Written problem:
Copy each line exactly.

--- START ---

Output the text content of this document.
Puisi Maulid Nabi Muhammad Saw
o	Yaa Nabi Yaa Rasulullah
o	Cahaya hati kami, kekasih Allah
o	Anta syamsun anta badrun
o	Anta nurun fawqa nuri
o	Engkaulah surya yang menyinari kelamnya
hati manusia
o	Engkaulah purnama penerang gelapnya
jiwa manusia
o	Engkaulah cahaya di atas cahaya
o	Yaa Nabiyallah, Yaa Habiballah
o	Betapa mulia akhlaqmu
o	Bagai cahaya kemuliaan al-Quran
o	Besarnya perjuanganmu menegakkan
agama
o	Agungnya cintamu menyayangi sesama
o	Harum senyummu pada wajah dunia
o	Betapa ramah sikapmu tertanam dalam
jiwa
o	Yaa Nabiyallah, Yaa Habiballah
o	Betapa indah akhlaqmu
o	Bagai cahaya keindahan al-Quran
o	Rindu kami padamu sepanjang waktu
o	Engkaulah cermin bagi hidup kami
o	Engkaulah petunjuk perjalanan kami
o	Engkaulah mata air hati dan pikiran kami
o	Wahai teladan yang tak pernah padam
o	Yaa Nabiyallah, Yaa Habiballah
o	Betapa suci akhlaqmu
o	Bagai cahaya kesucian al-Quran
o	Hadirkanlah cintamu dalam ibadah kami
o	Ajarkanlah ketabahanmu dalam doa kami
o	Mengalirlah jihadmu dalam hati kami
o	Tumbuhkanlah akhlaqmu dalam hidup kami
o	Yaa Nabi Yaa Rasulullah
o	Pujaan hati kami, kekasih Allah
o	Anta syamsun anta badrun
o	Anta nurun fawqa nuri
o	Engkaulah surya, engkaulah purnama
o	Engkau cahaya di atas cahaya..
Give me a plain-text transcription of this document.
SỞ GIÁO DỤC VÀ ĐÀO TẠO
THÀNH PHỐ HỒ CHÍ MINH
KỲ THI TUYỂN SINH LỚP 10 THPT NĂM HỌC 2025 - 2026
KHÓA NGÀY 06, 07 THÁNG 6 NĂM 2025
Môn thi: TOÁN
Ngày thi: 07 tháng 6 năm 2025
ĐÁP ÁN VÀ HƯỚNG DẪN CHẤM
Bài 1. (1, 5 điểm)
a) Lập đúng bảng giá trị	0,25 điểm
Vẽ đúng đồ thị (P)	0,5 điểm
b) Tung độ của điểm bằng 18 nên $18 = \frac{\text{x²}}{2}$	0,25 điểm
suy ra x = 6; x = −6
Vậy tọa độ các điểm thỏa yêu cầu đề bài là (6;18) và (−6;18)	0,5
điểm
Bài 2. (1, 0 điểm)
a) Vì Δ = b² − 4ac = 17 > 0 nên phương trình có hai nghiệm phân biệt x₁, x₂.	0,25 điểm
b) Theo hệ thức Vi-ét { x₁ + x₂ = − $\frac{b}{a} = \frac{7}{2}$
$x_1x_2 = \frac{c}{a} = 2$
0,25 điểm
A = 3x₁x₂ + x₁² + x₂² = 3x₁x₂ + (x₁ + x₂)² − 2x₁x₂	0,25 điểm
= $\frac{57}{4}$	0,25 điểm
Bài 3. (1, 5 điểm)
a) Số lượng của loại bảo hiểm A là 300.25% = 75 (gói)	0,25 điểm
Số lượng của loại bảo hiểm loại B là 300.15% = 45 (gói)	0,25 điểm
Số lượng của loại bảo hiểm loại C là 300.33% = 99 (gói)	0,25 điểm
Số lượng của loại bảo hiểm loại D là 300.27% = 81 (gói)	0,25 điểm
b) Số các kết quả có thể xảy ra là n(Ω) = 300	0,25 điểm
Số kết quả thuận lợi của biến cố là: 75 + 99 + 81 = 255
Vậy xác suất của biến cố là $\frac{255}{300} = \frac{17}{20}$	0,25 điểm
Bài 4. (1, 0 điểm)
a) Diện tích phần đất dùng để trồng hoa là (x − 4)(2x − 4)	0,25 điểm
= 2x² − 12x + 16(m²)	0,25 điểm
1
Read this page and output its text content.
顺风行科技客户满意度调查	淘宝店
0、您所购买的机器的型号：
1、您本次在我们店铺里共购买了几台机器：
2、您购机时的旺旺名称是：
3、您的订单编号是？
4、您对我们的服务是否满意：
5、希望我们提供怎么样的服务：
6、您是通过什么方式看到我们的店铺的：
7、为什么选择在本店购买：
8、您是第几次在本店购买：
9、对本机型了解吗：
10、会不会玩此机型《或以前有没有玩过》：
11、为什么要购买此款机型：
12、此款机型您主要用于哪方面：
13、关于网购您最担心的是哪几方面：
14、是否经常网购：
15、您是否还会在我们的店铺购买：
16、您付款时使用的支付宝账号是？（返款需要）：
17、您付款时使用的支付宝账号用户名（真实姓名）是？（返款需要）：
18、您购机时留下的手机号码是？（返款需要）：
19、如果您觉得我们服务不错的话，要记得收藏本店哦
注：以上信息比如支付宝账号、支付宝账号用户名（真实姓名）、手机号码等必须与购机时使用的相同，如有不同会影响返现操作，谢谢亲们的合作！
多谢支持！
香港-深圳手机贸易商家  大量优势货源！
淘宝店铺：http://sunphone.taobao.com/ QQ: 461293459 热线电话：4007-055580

--- END ---

The answer:
Output the text content of this document.
Puisi Maulid Nabi Muhammad Saw
o	Yaa Nabi Yaa Rasulullah
o	Cahaya hati kami, kekasih Allah
o	Anta syamsun anta badrun
o	Anta nurun fawqa nuri
o	Engkaulah surya yang menyinari kelamnya
hati manusia
o	Engkaulah purnama penerang gelapnya
jiwa manusia
o	Engkaulah cahaya di atas cahaya
o	Yaa Nabiyallah, Yaa Habiballah
o	Betapa mulia akhlaqmu
o	Bagai cahaya kemuliaan al-Quran
o	Besarnya perjuanganmu menegakkan
agama
o	Agungnya cintamu menyayangi sesama
o	Harum senyummu pada wajah dunia
o	Betapa ramah sikapmu tertanam dalam
jiwa
o	Yaa Nabiyallah, Yaa Habiballah
o	Betapa indah akhlaqmu
o	Bagai cahaya keindahan al-Quran
o	Rindu kami padamu sepanjang waktu
o	Engkaulah cermin bagi hidup kami
o	Engkaulah petunjuk perjalanan kami
o	Engkaulah mata air hati dan pikiran kami
o	Wahai teladan yang tak pernah padam
o	Yaa Nabiyallah, Yaa Habiballah
o	Betapa suci akhlaqmu
o	Bagai cahaya kesucian al-Quran
o	Hadirkanlah cintamu dalam ibadah kami
o	Ajarkanlah ketabahanmu dalam doa kami
o	Mengalirlah jihadmu dalam hati kami
o	Tumbuhkanlah akhlaqmu dalam hidup kami
o	Yaa Nabi Yaa Rasulullah
o	Pujaan hati kami, kekasih Allah
o	Anta syamsun anta badrun
o	Anta nurun fawqa nuri
o	Engkaulah surya, engkaulah purnama
o	Engkau cahaya di atas cahaya..
Give me a plain-text transcription of this document.
SỞ GIÁO DỤC VÀ ĐÀO TẠO
THÀNH PHỐ HỒ CHÍ MINH
KỲ THI TUYỂN SINH LỚP 10 THPT NĂM HỌC 2025 - 2026
KHÓA NGÀY 06, 07 THÁNG 6 NĂM 2025
Môn thi: TOÁN
Ngày thi: 07 tháng 6 năm 2025
ĐÁP ÁN VÀ HƯỚNG DẪN CHẤM
Bài 1. (1, 5 điểm)
a) Lập đúng bảng giá trị	0,25 điểm
Vẽ đúng đồ thị (P)	0,5 điểm
b) Tung độ của điểm bằng 18 nên $18 = \frac{\text{x²}}{2}$	0,25 điểm
suy ra x = 6; x = −6
Vậy tọa độ các điểm thỏa yêu cầu đề bài là (6;18) và (−6;18)	0,5
điểm
Bài 2. (1, 0 điểm)
a) Vì Δ = b² − 4ac = 17 > 0 nên phương trình có hai nghiệm phân biệt x₁, x₂.	0,25 điểm
b) Theo hệ thức Vi-ét { x₁ + x₂ = − $\frac{b}{a} = \frac{7}{2}$
$x_1x_2 = \frac{c}{a} = 2$
0,25 điểm
A = 3x₁x₂ + x₁² + x₂² = 3x₁x₂ + (x₁ + x₂)² − 2x₁x₂	0,25 điểm
= $\frac{57}{4}$	0,25 điểm
Bài 3. (1, 5 điểm)
a) Số lượng của loại bảo hiểm A là 300.25% = 75 (gói)	0,25 điểm
Số lượng của loại bảo hiểm loại B là 300.15% = 45 (gói)	0,25 điểm
Số lượng của loại bảo hiểm loại C là 300.33% = 99 (gói)	0,25 điểm
Số lượng của loại bảo hiểm loại D là 300.27% = 81 (gói)	0,25 điểm
b) Số các kết quả có thể xảy ra là n(Ω) = 300	0,25 điểm
Số kết quả thuận lợi của biến cố là: 75 + 99 + 81 = 255
Vậy xác suất của biến cố là $\frac{255}{300} = \frac{17}{20}$	0,25 điểm
Bài 4. (1, 0 điểm)
a) Diện tích phần đất dùng để trồng hoa là (x − 4)(2x − 4)	0,25 điểm
= 2x² − 12x + 16(m²)	0,25 điểm
1
Read this page and output its text content.
顺风行科技客户满意度调查	淘宝店
0、您所购买的机器的型号：
1、您本次在我们店铺里共购买了几台机器：
2、您购机时的旺旺名称是：
3、您的订单编号是？
4、您对我们的服务是否满意：
5、希望我们提供怎么样的服务：
6、您是通过什么方式看到我们的店铺的：
7、为什么选择在本店购买：
8、您是第几次在本店购买：
9、对本机型了解吗：
10、会不会玩此机型《或以前有没有玩过》：
11、为什么要购买此款机型：
12、此款机型您主要用于哪方面：
13、关于网购您最担心的是哪几方面：
14、是否经常网购：
15、您是否还会在我们的店铺购买：
16、您付款时使用的支付宝账号是？（返款需要）：
17、您付款时使用的支付宝账号用户名（真实姓名）是？（返款需要）：
18、您购机时留下的手机号码是？（返款需要）：
19、如果您觉得我们服务不错的话，要记得收藏本店哦
注：以上信息比如支付宝账号、支付宝账号用户名（真实姓名）、手机号码等必须与购机时使用的相同，如有不同会影响返现操作，谢谢亲们的合作！
多谢支持！
香港-深圳手机贸易商家  大量优势货源！
淘宝店铺：http://sunphone.taobao.com/ QQ: 461293459 热线电话：4007-055580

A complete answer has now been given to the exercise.